**INSTRUCTIONS FOR THE TASK**.
Extract each line bearing the word "roof".

START INPUT

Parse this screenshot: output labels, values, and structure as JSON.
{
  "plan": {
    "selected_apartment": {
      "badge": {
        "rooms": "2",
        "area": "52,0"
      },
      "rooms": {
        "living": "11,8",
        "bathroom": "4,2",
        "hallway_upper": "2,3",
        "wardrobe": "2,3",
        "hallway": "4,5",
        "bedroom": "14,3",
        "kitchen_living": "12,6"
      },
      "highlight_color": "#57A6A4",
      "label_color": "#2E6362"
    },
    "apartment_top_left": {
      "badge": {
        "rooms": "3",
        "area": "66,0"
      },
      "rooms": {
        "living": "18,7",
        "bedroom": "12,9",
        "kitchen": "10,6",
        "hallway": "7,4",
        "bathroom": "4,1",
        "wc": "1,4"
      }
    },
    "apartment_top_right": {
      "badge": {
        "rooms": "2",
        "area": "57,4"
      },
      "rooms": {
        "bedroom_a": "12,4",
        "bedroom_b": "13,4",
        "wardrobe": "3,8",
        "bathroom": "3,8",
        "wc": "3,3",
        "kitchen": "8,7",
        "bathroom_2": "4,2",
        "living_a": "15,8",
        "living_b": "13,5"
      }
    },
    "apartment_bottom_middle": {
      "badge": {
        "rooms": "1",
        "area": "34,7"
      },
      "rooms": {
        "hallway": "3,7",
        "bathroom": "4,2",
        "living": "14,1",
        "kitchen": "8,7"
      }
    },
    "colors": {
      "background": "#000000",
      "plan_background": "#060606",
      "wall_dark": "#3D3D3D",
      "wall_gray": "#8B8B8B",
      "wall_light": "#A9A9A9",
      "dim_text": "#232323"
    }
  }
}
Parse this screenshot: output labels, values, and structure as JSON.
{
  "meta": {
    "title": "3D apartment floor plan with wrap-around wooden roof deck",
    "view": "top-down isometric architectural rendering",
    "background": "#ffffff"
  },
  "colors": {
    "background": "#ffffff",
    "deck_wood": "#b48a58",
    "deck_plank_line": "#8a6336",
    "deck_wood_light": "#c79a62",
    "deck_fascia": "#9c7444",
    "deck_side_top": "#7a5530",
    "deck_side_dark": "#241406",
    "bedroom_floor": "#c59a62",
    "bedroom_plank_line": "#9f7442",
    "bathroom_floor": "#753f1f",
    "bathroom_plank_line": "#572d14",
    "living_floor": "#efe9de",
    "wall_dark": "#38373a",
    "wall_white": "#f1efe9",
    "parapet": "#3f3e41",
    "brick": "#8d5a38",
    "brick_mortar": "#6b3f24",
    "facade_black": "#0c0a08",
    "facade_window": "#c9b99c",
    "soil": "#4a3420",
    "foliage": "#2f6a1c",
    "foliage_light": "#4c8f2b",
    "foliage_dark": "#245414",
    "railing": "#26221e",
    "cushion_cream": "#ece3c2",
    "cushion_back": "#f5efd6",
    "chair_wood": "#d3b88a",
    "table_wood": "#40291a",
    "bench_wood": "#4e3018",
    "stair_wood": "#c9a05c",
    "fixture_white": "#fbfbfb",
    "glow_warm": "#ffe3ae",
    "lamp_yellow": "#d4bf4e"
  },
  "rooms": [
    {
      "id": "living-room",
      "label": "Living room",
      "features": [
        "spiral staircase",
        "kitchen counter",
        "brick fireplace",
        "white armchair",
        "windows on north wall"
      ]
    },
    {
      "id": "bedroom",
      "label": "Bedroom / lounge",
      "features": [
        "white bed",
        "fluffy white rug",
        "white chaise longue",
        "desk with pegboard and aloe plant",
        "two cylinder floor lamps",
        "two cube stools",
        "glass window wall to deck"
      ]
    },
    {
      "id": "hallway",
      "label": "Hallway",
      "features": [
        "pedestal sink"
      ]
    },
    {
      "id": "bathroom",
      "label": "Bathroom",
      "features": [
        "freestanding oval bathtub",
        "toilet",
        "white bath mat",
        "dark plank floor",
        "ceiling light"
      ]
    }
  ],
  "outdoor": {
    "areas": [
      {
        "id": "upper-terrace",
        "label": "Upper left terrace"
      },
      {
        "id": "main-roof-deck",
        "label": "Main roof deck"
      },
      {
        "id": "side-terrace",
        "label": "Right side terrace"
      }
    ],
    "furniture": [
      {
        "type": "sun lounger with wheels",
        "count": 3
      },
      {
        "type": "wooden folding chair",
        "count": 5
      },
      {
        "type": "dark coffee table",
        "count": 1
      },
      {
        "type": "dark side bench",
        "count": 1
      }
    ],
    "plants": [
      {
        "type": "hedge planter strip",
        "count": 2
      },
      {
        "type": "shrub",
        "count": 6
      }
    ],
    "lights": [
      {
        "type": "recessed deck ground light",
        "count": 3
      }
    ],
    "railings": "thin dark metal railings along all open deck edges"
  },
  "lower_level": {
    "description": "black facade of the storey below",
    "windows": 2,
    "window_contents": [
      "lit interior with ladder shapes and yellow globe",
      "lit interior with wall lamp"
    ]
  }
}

END INPUT

**ANSWER TO THIS EXERCISE**.
    "title": "3D apartment floor plan with wrap-around wooden roof deck",
        "id": "main-roof-deck",
        "label": "Main roof deck"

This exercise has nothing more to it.